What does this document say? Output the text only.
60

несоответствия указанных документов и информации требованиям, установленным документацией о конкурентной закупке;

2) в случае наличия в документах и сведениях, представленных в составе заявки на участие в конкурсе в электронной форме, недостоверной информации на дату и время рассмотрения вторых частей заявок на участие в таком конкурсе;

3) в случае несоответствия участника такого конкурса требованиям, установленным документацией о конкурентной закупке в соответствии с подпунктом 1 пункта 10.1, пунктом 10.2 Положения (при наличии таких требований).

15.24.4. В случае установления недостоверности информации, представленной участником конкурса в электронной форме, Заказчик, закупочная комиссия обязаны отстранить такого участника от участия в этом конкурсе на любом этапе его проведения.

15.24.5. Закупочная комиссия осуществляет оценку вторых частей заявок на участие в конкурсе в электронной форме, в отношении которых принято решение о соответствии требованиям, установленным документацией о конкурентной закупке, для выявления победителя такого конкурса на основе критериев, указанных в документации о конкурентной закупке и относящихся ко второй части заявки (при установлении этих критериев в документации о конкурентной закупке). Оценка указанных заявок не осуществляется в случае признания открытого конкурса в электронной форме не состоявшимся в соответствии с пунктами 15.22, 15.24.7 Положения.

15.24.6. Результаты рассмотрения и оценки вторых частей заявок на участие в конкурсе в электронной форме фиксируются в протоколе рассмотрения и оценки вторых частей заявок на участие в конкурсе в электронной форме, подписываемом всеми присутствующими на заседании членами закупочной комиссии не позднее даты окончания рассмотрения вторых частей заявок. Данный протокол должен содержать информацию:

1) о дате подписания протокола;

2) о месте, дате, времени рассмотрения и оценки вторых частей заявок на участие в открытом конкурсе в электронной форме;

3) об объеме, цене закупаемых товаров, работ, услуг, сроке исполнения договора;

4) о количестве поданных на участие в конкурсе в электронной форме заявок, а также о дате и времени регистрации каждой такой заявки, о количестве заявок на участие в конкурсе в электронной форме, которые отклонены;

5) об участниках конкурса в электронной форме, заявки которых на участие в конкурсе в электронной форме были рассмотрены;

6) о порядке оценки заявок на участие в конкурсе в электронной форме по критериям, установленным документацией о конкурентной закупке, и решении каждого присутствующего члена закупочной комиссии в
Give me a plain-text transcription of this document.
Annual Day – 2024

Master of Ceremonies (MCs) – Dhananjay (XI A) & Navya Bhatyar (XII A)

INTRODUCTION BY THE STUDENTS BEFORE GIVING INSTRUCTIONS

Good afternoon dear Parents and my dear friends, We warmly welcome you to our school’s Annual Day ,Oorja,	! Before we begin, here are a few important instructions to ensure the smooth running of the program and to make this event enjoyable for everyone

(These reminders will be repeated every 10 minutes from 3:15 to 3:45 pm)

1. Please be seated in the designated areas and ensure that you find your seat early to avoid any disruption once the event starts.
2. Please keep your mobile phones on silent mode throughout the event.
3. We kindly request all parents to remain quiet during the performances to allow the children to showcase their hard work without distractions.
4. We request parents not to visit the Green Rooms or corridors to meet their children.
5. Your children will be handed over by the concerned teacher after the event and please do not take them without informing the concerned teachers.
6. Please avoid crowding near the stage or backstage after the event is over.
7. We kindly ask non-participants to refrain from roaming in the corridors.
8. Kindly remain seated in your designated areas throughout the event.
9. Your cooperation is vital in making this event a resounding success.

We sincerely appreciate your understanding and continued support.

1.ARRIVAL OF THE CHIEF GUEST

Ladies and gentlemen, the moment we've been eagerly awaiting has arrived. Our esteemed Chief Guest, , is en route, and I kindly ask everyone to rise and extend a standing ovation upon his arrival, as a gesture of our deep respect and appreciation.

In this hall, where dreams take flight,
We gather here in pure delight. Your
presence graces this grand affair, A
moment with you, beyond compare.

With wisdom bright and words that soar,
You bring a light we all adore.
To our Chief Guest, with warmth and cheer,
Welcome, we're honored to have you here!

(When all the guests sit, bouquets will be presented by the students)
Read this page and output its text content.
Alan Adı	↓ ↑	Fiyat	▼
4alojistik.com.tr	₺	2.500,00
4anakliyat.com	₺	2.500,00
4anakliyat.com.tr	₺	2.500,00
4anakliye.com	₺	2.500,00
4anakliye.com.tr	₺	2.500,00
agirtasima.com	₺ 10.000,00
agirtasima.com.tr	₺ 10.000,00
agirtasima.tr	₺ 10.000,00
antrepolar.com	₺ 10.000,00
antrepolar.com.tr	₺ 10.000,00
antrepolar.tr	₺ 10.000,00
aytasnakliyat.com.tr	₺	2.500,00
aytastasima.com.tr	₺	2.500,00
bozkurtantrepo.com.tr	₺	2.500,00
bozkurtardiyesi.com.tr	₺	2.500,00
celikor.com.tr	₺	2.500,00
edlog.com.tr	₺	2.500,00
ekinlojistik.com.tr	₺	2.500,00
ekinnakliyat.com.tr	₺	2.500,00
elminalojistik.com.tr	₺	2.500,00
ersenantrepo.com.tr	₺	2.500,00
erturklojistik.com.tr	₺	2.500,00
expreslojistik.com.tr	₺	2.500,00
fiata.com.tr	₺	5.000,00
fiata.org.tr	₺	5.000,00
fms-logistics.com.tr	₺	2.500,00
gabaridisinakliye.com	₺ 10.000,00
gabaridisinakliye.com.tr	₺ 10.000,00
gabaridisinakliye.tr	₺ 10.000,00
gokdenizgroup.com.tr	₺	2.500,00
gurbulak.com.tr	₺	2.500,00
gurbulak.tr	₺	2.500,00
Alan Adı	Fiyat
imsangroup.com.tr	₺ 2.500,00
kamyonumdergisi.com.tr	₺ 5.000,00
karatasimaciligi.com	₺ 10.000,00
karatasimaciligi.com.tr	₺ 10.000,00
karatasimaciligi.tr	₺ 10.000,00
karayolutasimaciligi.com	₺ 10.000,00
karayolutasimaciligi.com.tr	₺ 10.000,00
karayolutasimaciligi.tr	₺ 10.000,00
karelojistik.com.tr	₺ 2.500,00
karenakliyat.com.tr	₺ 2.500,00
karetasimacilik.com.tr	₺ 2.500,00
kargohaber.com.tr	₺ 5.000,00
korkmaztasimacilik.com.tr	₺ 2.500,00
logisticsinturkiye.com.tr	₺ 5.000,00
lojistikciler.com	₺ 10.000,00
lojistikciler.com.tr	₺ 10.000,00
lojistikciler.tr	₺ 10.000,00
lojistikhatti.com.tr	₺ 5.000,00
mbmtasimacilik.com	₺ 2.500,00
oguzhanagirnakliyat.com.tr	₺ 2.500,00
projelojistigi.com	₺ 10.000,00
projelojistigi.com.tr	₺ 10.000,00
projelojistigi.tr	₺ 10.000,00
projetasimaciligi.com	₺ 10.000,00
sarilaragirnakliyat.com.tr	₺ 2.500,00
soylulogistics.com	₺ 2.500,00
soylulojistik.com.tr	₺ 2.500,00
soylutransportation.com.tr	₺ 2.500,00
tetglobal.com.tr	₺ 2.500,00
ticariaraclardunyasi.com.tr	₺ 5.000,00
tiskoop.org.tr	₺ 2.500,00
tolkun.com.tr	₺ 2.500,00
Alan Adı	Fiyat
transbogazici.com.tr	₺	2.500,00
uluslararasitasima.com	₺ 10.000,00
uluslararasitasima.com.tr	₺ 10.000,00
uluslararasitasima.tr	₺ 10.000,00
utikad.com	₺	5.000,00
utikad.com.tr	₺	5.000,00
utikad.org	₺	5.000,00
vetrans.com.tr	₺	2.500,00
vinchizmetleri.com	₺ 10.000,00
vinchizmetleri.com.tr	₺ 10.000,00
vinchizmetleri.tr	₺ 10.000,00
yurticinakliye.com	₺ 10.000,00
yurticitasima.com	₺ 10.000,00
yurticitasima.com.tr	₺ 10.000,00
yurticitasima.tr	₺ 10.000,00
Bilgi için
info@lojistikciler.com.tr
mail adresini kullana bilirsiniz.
_ _ _
→ WHAT THE TASK ASKS: In the listing, find each line with the string "antrepolar" and copy it.

→ SOLUTION BELOW:
antrepolar.com	₺ 10.000,00
antrepolar.com.tr	₺ 10.000,00
antrepolar.tr	₺ 10.000,00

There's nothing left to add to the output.